Reproduce each line of the listing exactly.

→ DATA FOR THIS TASK:
************

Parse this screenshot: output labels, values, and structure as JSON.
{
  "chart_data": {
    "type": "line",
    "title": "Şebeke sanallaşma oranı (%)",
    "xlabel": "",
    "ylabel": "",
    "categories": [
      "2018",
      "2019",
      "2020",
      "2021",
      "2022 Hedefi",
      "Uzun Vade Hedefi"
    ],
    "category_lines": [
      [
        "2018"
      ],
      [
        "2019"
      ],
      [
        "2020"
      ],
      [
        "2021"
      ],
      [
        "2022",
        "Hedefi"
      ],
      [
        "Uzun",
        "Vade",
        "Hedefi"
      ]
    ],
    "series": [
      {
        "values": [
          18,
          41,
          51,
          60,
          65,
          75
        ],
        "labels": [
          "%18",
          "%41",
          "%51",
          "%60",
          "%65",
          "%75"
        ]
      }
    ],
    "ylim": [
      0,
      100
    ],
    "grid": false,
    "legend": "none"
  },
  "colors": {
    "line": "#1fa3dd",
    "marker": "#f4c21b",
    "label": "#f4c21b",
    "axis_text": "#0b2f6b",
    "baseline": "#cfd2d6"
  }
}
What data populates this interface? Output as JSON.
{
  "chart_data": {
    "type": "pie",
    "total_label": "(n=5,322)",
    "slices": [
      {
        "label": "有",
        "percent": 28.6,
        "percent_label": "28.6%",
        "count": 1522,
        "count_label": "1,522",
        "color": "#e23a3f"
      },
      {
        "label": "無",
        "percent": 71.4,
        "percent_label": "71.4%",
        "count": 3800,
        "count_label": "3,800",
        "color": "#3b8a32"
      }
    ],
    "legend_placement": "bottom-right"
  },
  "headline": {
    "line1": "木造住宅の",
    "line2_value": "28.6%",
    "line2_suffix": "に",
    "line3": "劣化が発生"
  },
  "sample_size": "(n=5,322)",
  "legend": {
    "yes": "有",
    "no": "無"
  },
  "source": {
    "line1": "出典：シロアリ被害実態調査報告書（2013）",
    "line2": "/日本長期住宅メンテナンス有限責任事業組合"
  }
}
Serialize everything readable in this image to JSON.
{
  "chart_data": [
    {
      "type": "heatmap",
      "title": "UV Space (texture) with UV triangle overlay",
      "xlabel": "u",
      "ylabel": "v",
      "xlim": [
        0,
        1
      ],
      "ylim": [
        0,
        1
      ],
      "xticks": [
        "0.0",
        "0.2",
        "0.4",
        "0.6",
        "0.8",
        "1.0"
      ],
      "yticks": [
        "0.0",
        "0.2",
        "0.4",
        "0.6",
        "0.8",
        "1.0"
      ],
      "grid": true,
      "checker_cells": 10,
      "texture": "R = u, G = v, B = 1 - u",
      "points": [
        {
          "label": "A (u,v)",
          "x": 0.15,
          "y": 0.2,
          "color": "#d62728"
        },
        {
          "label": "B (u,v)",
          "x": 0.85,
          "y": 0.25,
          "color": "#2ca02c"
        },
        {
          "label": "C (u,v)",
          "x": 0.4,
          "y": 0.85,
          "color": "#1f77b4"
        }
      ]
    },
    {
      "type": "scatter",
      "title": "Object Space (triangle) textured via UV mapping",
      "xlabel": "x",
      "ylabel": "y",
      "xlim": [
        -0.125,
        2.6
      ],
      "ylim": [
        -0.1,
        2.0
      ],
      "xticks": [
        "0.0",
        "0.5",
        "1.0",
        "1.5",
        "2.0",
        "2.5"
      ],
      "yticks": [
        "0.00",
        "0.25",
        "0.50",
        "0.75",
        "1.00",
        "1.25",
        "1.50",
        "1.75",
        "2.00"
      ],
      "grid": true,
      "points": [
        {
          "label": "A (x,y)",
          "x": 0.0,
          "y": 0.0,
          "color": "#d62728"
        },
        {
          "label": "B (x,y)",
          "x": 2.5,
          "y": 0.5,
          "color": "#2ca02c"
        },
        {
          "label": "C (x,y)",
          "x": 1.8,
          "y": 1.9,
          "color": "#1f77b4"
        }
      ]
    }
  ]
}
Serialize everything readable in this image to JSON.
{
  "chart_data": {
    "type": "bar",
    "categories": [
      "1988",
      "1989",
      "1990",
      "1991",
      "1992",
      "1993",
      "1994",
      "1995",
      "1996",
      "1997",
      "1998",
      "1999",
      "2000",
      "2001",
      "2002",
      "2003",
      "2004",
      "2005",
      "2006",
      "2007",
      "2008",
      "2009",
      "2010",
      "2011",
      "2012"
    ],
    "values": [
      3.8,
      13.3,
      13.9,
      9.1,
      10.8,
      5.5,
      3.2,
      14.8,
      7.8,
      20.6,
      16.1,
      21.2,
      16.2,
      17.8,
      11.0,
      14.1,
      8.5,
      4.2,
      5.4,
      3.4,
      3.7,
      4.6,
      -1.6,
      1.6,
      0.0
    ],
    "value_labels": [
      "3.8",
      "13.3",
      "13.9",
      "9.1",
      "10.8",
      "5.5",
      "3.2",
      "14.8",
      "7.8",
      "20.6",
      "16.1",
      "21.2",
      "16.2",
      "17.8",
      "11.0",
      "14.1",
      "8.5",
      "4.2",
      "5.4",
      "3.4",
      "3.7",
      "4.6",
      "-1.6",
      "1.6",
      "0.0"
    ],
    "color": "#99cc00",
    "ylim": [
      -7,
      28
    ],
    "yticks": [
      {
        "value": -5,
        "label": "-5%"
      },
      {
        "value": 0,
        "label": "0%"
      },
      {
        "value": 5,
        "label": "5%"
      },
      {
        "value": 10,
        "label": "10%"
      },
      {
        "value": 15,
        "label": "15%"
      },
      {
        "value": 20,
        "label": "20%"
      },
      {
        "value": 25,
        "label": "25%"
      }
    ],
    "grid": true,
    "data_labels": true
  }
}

************

→ REPLY TO THE TASK:
Parse this screenshot: output labels, values, and structure as JSON.
{
  "chart_data": {
    "type": "line",
    "title": "Şebeke sanallaşma oranı (%)",
    "xlabel": "",
    "ylabel": "",
    "categories": [
      "2018",
      "2019",
      "2020",
      "2021",
      "2022 Hedefi",
      "Uzun Vade Hedefi"
    ],
    "category_lines": [
      [
        "2018"
      ],
      [
        "2019"
      ],
      [
        "2020"
      ],
      [
        "2021"
      ],
      [
        "2022",
        "Hedefi"
      ],
      [
        "Uzun",
        "Vade",
        "Hedefi"
      ]
    ],
    "series": [
      {
        "values": [
          18,
          41,
          51,
          60,
          65,
          75
        ],
        "labels": [
          "%18",
          "%41",
          "%51",
          "%60",
          "%65",
          "%75"
        ]
      }
    ],
    "ylim": [
      0,
      100
    ],
    "grid": false,
    "legend": "none"
  },
  "colors": {
    "line": "#1fa3dd",
    "marker": "#f4c21b",
    "label": "#f4c21b",
    "axis_text": "#0b2f6b",
    "baseline": "#cfd2d6"
  }
}
What data populates this interface? Output as JSON.
{
  "chart_data": {
    "type": "pie",
    "total_label": "(n=5,322)",
    "slices": [
      {
        "label": "有",
        "percent": 28.6,
        "percent_label": "28.6%",
        "count": 1522,
        "count_label": "1,522",
        "color": "#e23a3f"
      },
      {
        "label": "無",
        "percent": 71.4,
        "percent_label": "71.4%",
        "count": 3800,
        "count_label": "3,800",
        "color": "#3b8a32"
      }
    ],
    "legend_placement": "bottom-right"
  },
  "headline": {
    "line1": "木造住宅の",
    "line2_value": "28.6%",
    "line2_suffix": "に",
    "line3": "劣化が発生"
  },
  "sample_size": "(n=5,322)",
  "legend": {
    "yes": "有",
    "no": "無"
  },
  "source": {
    "line1": "出典：シロアリ被害実態調査報告書（2013）",
    "line2": "/日本長期住宅メンテナンス有限責任事業組合"
  }
}
Serialize everything readable in this image to JSON.
{
  "chart_data": [
    {
      "type": "heatmap",
      "title": "UV Space (texture) with UV triangle overlay",
      "xlabel": "u",
      "ylabel": "v",
      "xlim": [
        0,
        1
      ],
      "ylim": [
        0,
        1
      ],
      "xticks": [
        "0.0",
        "0.2",
        "0.4",
        "0.6",
        "0.8",
        "1.0"
      ],
      "yticks": [
        "0.0",
        "0.2",
        "0.4",
        "0.6",
        "0.8",
        "1.0"
      ],
      "grid": true,
      "checker_cells": 10,
      "texture": "R = u, G = v, B = 1 - u",
      "points": [
        {
          "label": "A (u,v)",
          "x": 0.15,
          "y": 0.2,
          "color": "#d62728"
        },
        {
          "label": "B (u,v)",
          "x": 0.85,
          "y": 0.25,
          "color": "#2ca02c"
        },
        {
          "label": "C (u,v)",
          "x": 0.4,
          "y": 0.85,
          "color": "#1f77b4"
        }
      ]
    },
    {
      "type": "scatter",
      "title": "Object Space (triangle) textured via UV mapping",
      "xlabel": "x",
      "ylabel": "y",
      "xlim": [
        -0.125,
        2.6
      ],
      "ylim": [
        -0.1,
        2.0
      ],
      "xticks": [
        "0.0",
        "0.5",
        "1.0",
        "1.5",
        "2.0",
        "2.5"
      ],
      "yticks": [
        "0.00",
        "0.25",
        "0.50",
        "0.75",
        "1.00",
        "1.25",
        "1.50",
        "1.75",
        "2.00"
      ],
      "grid": true,
      "points": [
        {
          "label": "A (x,y)",
          "x": 0.0,
          "y": 0.0,
          "color": "#d62728"
        },
        {
          "label": "B (x,y)",
          "x": 2.5,
          "y": 0.5,
          "color": "#2ca02c"
        },
        {
          "label": "C (x,y)",
          "x": 1.8,
          "y": 1.9,
          "color": "#1f77b4"
        }
      ]
    }
  ]
}
Serialize everything readable in this image to JSON.
{
  "chart_data": {
    "type": "bar",
    "categories": [
      "1988",
      "1989",
      "1990",
      "1991",
      "1992",
      "1993",
      "1994",
      "1995",
      "1996",
      "1997",
      "1998",
      "1999",
      "2000",
      "2001",
      "2002",
      "2003",
      "2004",
      "2005",
      "2006",
      "2007",
      "2008",
      "2009",
      "2010",
      "2011",
      "2012"
    ],
    "values": [
      3.8,
      13.3,
      13.9,
      9.1,
      10.8,
      5.5,
      3.2,
      14.8,
      7.8,
      20.6,
      16.1,
      21.2,
      16.2,
      17.8,
      11.0,
      14.1,
      8.5,
      4.2,
      5.4,
      3.4,
      3.7,
      4.6,
      -1.6,
      1.6,
      0.0
    ],
    "value_labels": [
      "3.8",
      "13.3",
      "13.9",
      "9.1",
      "10.8",
      "5.5",
      "3.2",
      "14.8",
      "7.8",
      "20.6",
      "16.1",
      "21.2",
      "16.2",
      "17.8",
      "11.0",
      "14.1",
      "8.5",
      "4.2",
      "5.4",
      "3.4",
      "3.7",
      "4.6",
      "-1.6",
      "1.6",
      "0.0"
    ],
    "color": "#99cc00",
    "ylim": [
      -7,
      28
    ],
    "yticks": [
      {
        "value": -5,
        "label": "-5%"
      },
      {
        "value": 0,
        "label": "0%"
      },
      {
        "value": 5,
        "label": "5%"
      },
      {
        "value": 10,
        "label": "10%"
      },
      {
        "value": 15,
        "label": "15%"
      },
      {
        "value": 20,
        "label": "20%"
      },
      {
        "value": 25,
        "label": "25%"
      }
    ],
    "grid": true,
    "data_labels": true
  }
}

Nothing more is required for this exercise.